• [Short task] For each line of the data below that holds "výšku", copy the line.

[Recorded data]
* * * *

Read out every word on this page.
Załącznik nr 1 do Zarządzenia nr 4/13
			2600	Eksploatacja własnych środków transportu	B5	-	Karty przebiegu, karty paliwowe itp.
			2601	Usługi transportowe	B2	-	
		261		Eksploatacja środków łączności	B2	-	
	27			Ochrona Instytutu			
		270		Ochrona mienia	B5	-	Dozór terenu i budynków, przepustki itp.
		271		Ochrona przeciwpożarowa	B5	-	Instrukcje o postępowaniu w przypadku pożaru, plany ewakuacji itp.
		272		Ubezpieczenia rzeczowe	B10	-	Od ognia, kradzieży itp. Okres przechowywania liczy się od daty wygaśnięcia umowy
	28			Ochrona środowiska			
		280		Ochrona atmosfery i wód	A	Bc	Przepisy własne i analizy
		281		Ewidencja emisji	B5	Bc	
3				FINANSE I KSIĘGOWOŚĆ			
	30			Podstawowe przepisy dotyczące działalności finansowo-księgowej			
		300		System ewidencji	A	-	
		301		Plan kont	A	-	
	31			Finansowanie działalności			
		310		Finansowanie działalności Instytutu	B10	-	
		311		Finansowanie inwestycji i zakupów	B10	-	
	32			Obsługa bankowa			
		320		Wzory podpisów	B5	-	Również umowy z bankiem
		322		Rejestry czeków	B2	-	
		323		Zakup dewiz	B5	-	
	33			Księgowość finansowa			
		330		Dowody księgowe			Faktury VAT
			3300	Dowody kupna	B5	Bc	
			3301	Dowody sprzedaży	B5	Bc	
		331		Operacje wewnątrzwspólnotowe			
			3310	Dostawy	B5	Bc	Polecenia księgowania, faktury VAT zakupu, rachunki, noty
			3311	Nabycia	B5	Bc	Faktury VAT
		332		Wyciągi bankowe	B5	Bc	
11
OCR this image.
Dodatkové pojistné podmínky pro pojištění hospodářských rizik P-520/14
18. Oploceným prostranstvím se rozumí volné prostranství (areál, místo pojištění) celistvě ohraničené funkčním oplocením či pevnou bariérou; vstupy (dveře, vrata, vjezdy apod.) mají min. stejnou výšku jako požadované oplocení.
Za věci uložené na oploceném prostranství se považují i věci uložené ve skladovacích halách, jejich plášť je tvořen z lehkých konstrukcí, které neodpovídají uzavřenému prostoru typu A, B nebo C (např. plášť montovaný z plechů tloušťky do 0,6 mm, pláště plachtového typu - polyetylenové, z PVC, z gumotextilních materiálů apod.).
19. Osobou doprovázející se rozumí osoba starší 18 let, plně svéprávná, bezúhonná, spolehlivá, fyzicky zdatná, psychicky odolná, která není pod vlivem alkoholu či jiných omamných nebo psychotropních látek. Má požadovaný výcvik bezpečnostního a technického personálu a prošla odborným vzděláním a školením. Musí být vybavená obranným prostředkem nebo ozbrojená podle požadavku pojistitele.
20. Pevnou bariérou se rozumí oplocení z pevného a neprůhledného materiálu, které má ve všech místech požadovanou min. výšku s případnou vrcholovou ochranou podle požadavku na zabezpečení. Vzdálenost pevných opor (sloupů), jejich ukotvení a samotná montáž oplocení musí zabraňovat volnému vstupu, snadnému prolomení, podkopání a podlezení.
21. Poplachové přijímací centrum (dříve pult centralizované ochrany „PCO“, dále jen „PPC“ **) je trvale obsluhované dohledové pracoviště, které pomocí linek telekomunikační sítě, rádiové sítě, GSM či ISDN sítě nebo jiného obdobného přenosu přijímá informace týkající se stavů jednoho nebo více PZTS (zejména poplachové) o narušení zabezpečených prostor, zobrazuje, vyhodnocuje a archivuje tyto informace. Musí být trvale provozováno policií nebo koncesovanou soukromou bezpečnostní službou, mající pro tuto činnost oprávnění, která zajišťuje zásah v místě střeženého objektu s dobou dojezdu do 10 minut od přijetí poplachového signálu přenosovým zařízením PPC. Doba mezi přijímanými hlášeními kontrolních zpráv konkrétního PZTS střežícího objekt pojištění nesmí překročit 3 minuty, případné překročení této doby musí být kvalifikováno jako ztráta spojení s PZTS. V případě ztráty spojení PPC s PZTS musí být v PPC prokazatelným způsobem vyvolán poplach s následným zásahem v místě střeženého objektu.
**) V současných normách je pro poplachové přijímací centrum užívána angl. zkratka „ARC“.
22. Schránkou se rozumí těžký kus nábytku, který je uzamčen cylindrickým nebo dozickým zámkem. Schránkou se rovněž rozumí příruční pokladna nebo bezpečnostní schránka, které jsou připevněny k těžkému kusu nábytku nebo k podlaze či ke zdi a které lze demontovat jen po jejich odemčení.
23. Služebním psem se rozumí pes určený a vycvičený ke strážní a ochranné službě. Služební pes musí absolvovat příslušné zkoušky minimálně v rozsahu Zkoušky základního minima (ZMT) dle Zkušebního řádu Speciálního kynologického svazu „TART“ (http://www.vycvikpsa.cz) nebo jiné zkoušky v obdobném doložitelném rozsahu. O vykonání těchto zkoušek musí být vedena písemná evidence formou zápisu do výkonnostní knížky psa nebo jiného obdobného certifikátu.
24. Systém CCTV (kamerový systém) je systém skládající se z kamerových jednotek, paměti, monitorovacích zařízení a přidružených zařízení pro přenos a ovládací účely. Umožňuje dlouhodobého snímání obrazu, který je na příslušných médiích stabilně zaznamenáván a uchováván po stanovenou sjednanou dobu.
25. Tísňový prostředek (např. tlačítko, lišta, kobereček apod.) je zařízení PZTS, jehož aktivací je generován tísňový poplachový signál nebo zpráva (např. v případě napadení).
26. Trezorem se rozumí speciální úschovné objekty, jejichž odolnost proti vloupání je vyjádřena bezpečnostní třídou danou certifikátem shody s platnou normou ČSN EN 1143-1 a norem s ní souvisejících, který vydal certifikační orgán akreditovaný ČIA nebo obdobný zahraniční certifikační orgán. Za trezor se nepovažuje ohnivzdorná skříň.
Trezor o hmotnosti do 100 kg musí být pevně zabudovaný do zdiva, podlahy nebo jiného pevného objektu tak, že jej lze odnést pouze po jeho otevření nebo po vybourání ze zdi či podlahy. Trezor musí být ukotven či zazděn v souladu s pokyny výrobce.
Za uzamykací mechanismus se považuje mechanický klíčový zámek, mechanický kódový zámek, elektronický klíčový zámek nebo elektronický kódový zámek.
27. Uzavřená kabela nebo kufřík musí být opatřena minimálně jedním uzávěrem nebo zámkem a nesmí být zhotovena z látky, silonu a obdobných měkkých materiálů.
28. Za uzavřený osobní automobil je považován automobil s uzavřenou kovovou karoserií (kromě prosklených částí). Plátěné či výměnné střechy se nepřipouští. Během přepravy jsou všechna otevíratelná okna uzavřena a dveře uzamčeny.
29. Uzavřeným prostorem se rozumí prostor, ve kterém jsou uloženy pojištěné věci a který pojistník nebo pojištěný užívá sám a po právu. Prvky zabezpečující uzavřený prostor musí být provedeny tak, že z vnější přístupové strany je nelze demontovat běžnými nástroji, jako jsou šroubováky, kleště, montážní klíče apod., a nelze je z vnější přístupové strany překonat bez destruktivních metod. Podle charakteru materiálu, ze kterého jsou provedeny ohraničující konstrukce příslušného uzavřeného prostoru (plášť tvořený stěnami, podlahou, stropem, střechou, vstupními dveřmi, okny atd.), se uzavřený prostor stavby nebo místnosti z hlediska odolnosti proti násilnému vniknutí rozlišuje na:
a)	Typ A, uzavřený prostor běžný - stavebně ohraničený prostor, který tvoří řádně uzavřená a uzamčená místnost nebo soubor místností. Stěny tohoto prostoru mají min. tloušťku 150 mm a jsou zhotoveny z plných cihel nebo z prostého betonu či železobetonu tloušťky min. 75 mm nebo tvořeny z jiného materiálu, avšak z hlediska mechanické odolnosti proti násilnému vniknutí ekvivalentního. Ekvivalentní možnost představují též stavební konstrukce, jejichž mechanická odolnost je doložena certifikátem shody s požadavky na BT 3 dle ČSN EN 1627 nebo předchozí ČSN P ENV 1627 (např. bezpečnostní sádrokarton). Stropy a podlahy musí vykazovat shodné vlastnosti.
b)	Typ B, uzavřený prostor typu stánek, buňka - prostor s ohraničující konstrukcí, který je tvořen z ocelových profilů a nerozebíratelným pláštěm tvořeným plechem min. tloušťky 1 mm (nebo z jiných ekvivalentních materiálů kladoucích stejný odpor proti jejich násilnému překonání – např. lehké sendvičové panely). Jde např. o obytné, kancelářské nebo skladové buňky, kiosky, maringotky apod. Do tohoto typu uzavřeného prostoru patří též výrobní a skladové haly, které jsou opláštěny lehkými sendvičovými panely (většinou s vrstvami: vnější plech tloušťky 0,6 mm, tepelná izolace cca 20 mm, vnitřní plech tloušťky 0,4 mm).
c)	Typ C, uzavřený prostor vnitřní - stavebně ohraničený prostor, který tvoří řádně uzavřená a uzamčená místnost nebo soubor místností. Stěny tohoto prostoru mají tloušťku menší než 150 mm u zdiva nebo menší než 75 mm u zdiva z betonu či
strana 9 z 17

* * * *

• [Output]
18. Oploceným prostranstvím se rozumí volné prostranství (areál, místo pojištění) celistvě ohraničené funkčním oplocením či pevnou bariérou; vstupy (dveře, vrata, vjezdy apod.) mají min. stejnou výšku jako požadované oplocení.
20. Pevnou bariérou se rozumí oplocení z pevného a neprůhledného materiálu, které má ve všech místech požadovanou min. výšku s případnou vrcholovou ochranou podle požadavku na zabezpečení. Vzdálenost pevných opor (sloupů), jejich ukotvení a samotná montáž oplocení musí zabraňovat volnému vstupu, snadnému prolomení, podkopání a podlezení.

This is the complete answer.